*INSTRUCTIONS FOR THE TASK*. Reproduce the complete listing without any deviation.

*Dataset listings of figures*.
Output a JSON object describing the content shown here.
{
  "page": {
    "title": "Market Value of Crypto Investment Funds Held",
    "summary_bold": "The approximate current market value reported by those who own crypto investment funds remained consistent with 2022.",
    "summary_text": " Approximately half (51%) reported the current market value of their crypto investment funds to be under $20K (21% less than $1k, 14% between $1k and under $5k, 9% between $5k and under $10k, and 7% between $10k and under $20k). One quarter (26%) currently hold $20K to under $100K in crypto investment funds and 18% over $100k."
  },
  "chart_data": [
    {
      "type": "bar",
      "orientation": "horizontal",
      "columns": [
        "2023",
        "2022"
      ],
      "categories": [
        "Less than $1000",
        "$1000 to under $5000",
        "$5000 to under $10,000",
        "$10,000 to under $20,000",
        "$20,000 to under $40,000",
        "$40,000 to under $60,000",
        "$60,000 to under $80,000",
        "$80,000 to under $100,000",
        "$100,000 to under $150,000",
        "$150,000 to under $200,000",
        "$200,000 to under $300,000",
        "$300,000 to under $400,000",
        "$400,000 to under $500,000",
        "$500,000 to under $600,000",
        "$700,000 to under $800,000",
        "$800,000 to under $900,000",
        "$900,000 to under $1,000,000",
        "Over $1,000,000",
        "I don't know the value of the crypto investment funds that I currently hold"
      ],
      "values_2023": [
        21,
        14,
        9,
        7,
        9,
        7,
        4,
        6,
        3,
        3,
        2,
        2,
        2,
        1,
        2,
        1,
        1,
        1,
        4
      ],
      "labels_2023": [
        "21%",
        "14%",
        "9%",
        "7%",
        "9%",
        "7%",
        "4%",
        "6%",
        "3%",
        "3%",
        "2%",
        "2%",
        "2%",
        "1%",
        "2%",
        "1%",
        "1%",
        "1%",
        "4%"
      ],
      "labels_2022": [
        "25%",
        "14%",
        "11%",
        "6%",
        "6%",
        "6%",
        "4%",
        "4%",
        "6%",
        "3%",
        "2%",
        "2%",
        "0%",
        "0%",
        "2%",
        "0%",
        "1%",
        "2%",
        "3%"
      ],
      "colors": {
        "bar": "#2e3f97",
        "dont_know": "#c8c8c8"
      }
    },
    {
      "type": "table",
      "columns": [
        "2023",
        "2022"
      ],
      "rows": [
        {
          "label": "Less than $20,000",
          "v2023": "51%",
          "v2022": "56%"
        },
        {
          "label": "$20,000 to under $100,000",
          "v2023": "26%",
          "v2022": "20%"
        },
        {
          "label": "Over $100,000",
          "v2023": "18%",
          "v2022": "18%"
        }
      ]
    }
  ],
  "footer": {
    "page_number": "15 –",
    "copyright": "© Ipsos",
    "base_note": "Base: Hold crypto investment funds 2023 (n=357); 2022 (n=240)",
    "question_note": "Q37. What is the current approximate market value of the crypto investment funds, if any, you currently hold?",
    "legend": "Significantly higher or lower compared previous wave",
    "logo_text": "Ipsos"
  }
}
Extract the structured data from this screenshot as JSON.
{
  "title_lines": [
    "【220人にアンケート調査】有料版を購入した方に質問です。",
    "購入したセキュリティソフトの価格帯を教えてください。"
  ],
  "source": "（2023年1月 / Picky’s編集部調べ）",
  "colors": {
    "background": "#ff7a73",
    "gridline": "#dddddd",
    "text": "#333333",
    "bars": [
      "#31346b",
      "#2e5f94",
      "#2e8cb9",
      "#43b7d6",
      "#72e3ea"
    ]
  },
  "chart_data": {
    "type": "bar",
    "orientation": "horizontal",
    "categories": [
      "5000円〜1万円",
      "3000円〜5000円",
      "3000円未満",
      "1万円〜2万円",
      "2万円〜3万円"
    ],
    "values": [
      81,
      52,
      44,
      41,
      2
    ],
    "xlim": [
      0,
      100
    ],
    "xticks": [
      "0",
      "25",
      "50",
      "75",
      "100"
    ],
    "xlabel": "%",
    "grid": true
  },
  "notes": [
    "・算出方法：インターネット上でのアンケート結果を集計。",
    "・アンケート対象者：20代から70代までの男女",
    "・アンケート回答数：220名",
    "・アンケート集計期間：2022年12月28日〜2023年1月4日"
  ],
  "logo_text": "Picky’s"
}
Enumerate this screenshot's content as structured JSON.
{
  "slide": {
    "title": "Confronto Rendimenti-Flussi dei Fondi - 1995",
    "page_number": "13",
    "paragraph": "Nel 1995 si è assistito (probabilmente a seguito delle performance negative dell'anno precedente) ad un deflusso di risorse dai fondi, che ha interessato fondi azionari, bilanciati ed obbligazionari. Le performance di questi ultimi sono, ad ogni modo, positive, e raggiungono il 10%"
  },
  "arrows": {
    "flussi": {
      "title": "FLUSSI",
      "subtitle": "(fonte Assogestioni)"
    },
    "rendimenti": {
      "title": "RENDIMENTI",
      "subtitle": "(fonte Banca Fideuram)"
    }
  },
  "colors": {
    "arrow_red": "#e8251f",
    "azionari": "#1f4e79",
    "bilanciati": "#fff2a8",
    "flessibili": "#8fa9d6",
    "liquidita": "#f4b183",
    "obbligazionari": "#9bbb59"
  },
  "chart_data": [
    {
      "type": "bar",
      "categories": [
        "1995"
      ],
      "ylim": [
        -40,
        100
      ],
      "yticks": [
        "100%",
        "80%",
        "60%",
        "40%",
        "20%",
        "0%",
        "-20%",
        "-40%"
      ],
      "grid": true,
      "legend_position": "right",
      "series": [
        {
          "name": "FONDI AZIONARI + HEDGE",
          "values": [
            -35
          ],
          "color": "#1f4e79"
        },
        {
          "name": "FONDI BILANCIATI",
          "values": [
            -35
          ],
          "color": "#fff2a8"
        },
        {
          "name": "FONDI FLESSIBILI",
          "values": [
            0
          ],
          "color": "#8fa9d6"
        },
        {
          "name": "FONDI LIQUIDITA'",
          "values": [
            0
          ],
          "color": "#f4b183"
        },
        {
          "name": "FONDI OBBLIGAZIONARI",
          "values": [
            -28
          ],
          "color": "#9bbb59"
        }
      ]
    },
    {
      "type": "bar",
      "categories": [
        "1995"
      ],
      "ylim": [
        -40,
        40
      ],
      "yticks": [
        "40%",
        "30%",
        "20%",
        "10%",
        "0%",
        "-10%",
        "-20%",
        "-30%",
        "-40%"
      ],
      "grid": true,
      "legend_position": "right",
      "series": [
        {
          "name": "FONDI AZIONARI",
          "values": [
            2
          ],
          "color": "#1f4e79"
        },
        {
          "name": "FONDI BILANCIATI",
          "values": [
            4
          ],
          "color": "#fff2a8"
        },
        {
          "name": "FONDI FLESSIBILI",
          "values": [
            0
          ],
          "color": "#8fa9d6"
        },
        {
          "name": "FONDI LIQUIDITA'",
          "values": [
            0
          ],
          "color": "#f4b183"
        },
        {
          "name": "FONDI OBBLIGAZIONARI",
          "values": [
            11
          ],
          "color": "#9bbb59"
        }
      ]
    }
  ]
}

*TASK OUTPUT*.
Output a JSON object describing the content shown here.
{
  "page": {
    "title": "Market Value of Crypto Investment Funds Held",
    "summary_bold": "The approximate current market value reported by those who own crypto investment funds remained consistent with 2022.",
    "summary_text": " Approximately half (51%) reported the current market value of their crypto investment funds to be under $20K (21% less than $1k, 14% between $1k and under $5k, 9% between $5k and under $10k, and 7% between $10k and under $20k). One quarter (26%) currently hold $20K to under $100K in crypto investment funds and 18% over $100k."
  },
  "chart_data": [
    {
      "type": "bar",
      "orientation": "horizontal",
      "columns": [
        "2023",
        "2022"
      ],
      "categories": [
        "Less than $1000",
        "$1000 to under $5000",
        "$5000 to under $10,000",
        "$10,000 to under $20,000",
        "$20,000 to under $40,000",
        "$40,000 to under $60,000",
        "$60,000 to under $80,000",
        "$80,000 to under $100,000",
        "$100,000 to under $150,000",
        "$150,000 to under $200,000",
        "$200,000 to under $300,000",
        "$300,000 to under $400,000",
        "$400,000 to under $500,000",
        "$500,000 to under $600,000",
        "$700,000 to under $800,000",
        "$800,000 to under $900,000",
        "$900,000 to under $1,000,000",
        "Over $1,000,000",
        "I don't know the value of the crypto investment funds that I currently hold"
      ],
      "values_2023": [
        21,
        14,
        9,
        7,
        9,
        7,
        4,
        6,
        3,
        3,
        2,
        2,
        2,
        1,
        2,
        1,
        1,
        1,
        4
      ],
      "labels_2023": [
        "21%",
        "14%",
        "9%",
        "7%",
        "9%",
        "7%",
        "4%",
        "6%",
        "3%",
        "3%",
        "2%",
        "2%",
        "2%",
        "1%",
        "2%",
        "1%",
        "1%",
        "1%",
        "4%"
      ],
      "labels_2022": [
        "25%",
        "14%",
        "11%",
        "6%",
        "6%",
        "6%",
        "4%",
        "4%",
        "6%",
        "3%",
        "2%",
        "2%",
        "0%",
        "0%",
        "2%",
        "0%",
        "1%",
        "2%",
        "3%"
      ],
      "colors": {
        "bar": "#2e3f97",
        "dont_know": "#c8c8c8"
      }
    },
    {
      "type": "table",
      "columns": [
        "2023",
        "2022"
      ],
      "rows": [
        {
          "label": "Less than $20,000",
          "v2023": "51%",
          "v2022": "56%"
        },
        {
          "label": "$20,000 to under $100,000",
          "v2023": "26%",
          "v2022": "20%"
        },
        {
          "label": "Over $100,000",
          "v2023": "18%",
          "v2022": "18%"
        }
      ]
    }
  ],
  "footer": {
    "page_number": "15 –",
    "copyright": "© Ipsos",
    "base_note": "Base: Hold crypto investment funds 2023 (n=357); 2022 (n=240)",
    "question_note": "Q37. What is the current approximate market value of the crypto investment funds, if any, you currently hold?",
    "legend": "Significantly higher or lower compared previous wave",
    "logo_text": "Ipsos"
  }
}
Extract the structured data from this screenshot as JSON.
{
  "title_lines": [
    "【220人にアンケート調査】有料版を購入した方に質問です。",
    "購入したセキュリティソフトの価格帯を教えてください。"
  ],
  "source": "（2023年1月 / Picky’s編集部調べ）",
  "colors": {
    "background": "#ff7a73",
    "gridline": "#dddddd",
    "text": "#333333",
    "bars": [
      "#31346b",
      "#2e5f94",
      "#2e8cb9",
      "#43b7d6",
      "#72e3ea"
    ]
  },
  "chart_data": {
    "type": "bar",
    "orientation": "horizontal",
    "categories": [
      "5000円〜1万円",
      "3000円〜5000円",
      "3000円未満",
      "1万円〜2万円",
      "2万円〜3万円"
    ],
    "values": [
      81,
      52,
      44,
      41,
      2
    ],
    "xlim": [
      0,
      100
    ],
    "xticks": [
      "0",
      "25",
      "50",
      "75",
      "100"
    ],
    "xlabel": "%",
    "grid": true
  },
  "notes": [
    "・算出方法：インターネット上でのアンケート結果を集計。",
    "・アンケート対象者：20代から70代までの男女",
    "・アンケート回答数：220名",
    "・アンケート集計期間：2022年12月28日〜2023年1月4日"
  ],
  "logo_text": "Picky’s"
}
Enumerate this screenshot's content as structured JSON.
{
  "slide": {
    "title": "Confronto Rendimenti-Flussi dei Fondi - 1995",
    "page_number": "13",
    "paragraph": "Nel 1995 si è assistito (probabilmente a seguito delle performance negative dell'anno precedente) ad un deflusso di risorse dai fondi, che ha interessato fondi azionari, bilanciati ed obbligazionari. Le performance di questi ultimi sono, ad ogni modo, positive, e raggiungono il 10%"
  },
  "arrows": {
    "flussi": {
      "title": "FLUSSI",
      "subtitle": "(fonte Assogestioni)"
    },
    "rendimenti": {
      "title": "RENDIMENTI",
      "subtitle": "(fonte Banca Fideuram)"
    }
  },
  "colors": {
    "arrow_red": "#e8251f",
    "azionari": "#1f4e79",
    "bilanciati": "#fff2a8",
    "flessibili": "#8fa9d6",
    "liquidita": "#f4b183",
    "obbligazionari": "#9bbb59"
  },
  "chart_data": [
    {
      "type": "bar",
      "categories": [
        "1995"
      ],
      "ylim": [
        -40,
        100
      ],
      "yticks": [
        "100%",
        "80%",
        "60%",
        "40%",
        "20%",
        "0%",
        "-20%",
        "-40%"
      ],
      "grid": true,
      "legend_position": "right",
      "series": [
        {
          "name": "FONDI AZIONARI + HEDGE",
          "values": [
            -35
          ],
          "color": "#1f4e79"
        },
        {
          "name": "FONDI BILANCIATI",
          "values": [
            -35
          ],
          "color": "#fff2a8"
        },
        {
          "name": "FONDI FLESSIBILI",
          "values": [
            0
          ],
          "color": "#8fa9d6"
        },
        {
          "name": "FONDI LIQUIDITA'",
          "values": [
            0
          ],
          "color": "#f4b183"
        },
        {
          "name": "FONDI OBBLIGAZIONARI",
          "values": [
            -28
          ],
          "color": "#9bbb59"
        }
      ]
    },
    {
      "type": "bar",
      "categories": [
        "1995"
      ],
      "ylim": [
        -40,
        40
      ],
      "yticks": [
        "40%",
        "30%",
        "20%",
        "10%",
        "0%",
        "-10%",
        "-20%",
        "-30%",
        "-40%"
      ],
      "grid": true,
      "legend_position": "right",
      "series": [
        {
          "name": "FONDI AZIONARI",
          "values": [
            2
          ],
          "color": "#1f4e79"
        },
        {
          "name": "FONDI BILANCIATI",
          "values": [
            4
          ],
          "color": "#fff2a8"
        },
        {
          "name": "FONDI FLESSIBILI",
          "values": [
            0
          ],
          "color": "#8fa9d6"
        },
        {
          "name": "FONDI LIQUIDITA'",
          "values": [
            0
          ],
          "color": "#f4b183"
        },
        {
          "name": "FONDI OBBLIGAZIONARI",
          "values": [
            11
          ],
          "color": "#9bbb59"
        }
      ]
    }
  ]
}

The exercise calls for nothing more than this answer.